* [Records to process]:
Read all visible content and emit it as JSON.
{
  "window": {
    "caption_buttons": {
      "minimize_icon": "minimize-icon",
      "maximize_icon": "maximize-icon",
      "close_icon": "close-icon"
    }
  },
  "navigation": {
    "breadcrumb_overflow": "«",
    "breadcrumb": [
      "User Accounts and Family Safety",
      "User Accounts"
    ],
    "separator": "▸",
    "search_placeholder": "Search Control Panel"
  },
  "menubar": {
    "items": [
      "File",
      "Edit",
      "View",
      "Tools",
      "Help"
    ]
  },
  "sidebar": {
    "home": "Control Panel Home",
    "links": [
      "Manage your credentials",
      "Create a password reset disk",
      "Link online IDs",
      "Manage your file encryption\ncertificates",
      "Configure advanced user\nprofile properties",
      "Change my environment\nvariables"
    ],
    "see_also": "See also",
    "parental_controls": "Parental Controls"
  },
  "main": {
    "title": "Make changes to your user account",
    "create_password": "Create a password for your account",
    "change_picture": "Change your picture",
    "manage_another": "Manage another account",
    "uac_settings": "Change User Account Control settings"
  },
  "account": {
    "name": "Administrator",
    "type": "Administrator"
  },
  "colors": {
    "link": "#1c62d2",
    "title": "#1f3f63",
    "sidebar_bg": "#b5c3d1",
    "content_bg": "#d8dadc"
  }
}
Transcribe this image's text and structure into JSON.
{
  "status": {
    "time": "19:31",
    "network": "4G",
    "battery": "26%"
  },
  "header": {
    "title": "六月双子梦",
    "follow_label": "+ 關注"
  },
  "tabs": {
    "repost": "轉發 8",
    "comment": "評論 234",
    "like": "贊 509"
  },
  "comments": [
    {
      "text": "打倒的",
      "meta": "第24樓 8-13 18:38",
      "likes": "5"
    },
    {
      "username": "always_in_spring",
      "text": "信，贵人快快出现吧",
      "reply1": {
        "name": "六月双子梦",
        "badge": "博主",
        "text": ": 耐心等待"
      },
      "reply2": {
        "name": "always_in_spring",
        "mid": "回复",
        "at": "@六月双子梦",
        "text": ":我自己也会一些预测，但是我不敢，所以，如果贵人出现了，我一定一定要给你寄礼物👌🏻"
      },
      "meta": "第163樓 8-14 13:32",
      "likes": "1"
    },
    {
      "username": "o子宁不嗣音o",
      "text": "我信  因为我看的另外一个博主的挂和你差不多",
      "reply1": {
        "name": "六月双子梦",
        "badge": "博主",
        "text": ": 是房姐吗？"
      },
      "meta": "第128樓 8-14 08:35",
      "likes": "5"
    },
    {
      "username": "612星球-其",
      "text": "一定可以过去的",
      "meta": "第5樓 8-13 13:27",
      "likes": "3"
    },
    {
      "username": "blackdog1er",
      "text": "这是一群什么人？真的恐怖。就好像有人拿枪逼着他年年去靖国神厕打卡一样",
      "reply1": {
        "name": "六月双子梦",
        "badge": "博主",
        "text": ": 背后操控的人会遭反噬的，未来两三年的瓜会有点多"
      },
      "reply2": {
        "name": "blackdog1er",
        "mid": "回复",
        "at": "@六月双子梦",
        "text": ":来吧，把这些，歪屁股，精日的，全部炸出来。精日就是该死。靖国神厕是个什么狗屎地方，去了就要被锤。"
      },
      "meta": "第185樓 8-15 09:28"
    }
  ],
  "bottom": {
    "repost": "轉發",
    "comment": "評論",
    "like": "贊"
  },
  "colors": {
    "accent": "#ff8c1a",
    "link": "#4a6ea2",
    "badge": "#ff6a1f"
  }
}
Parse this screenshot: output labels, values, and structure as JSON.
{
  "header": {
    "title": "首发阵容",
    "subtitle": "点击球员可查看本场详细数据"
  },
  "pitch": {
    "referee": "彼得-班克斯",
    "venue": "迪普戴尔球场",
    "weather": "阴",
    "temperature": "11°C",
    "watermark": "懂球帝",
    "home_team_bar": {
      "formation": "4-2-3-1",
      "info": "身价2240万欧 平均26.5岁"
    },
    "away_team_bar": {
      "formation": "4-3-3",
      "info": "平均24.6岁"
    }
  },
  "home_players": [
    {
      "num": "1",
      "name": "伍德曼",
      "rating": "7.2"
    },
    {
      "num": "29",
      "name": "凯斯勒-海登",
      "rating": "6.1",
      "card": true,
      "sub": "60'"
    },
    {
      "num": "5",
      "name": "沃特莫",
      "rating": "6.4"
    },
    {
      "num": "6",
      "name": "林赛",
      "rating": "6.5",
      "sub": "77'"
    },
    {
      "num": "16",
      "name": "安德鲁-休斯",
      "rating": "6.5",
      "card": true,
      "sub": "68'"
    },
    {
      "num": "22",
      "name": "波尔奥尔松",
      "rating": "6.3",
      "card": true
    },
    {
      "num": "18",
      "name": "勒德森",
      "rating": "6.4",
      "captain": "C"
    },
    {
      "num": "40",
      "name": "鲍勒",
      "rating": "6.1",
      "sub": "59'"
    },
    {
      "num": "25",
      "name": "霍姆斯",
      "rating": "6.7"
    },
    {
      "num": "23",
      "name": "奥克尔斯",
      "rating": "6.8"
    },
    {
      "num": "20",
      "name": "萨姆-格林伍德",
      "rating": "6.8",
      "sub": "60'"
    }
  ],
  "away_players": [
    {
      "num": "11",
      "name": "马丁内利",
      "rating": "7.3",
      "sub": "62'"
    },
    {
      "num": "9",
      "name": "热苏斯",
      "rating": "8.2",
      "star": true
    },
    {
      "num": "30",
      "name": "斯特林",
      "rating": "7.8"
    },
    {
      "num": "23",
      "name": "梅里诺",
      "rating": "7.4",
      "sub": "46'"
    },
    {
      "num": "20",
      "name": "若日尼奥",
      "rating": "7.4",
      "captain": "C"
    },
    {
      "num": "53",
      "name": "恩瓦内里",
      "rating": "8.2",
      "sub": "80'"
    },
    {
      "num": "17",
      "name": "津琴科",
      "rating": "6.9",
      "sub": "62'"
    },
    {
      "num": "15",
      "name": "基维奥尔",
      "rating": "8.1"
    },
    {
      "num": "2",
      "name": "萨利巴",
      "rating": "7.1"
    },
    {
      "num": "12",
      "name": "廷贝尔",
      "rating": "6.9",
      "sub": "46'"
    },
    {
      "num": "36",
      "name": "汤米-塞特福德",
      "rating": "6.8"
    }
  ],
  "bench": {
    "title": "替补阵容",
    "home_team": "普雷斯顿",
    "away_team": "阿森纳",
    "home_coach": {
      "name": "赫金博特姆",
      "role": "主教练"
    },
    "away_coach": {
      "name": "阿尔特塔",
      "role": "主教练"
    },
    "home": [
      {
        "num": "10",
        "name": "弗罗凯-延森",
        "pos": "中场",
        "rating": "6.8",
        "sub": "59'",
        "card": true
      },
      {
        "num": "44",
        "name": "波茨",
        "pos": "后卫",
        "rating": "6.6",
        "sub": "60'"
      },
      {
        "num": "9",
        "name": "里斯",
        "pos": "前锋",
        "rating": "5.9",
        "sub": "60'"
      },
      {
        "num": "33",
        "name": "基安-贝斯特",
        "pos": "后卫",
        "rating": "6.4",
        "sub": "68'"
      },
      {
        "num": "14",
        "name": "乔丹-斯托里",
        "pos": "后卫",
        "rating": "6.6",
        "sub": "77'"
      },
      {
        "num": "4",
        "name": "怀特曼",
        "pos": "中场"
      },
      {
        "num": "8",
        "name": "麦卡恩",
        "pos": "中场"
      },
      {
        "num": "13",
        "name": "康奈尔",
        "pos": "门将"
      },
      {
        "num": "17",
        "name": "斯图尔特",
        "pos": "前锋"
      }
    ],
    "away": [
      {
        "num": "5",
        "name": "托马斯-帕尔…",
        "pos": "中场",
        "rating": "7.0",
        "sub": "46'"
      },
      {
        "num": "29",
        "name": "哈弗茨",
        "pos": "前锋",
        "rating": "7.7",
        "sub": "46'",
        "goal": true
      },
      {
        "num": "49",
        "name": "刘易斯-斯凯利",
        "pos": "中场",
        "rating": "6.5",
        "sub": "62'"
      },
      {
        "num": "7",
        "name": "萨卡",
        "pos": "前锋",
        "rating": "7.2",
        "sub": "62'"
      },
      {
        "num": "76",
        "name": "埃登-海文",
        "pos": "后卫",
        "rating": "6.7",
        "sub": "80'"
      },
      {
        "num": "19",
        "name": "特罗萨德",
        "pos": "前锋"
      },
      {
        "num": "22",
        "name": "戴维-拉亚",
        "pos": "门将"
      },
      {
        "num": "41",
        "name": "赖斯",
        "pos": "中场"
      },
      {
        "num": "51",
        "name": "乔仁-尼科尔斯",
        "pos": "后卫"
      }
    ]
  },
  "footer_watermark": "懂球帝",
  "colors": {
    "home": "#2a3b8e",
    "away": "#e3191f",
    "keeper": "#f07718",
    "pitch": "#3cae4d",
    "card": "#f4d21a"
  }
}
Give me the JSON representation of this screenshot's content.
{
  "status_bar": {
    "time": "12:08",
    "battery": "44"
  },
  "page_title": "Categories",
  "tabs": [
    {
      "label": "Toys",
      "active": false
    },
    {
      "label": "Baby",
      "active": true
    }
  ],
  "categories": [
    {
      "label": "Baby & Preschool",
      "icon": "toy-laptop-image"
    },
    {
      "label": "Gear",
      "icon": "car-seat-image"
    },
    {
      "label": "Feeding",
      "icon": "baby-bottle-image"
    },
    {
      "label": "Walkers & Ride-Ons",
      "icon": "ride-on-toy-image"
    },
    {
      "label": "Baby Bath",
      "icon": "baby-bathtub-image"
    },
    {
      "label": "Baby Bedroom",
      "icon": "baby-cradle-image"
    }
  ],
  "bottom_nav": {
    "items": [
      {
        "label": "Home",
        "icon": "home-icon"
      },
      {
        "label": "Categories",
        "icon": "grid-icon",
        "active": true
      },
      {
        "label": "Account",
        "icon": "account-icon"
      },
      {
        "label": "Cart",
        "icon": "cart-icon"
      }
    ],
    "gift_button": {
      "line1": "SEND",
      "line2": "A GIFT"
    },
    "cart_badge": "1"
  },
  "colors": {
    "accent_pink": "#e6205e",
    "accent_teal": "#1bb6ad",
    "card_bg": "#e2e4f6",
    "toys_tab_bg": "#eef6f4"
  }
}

* [Problem description]: Look above for every line with the word "meta" and copy it.

* [Answer to this exercise]:
      "meta": "第24樓 8-13 18:38",
      "meta": "第163樓 8-14 13:32",
      "meta": "第128樓 8-14 08:35",
      "meta": "第5樓 8-13 13:27",
      "meta": "第185樓 8-15 09:28"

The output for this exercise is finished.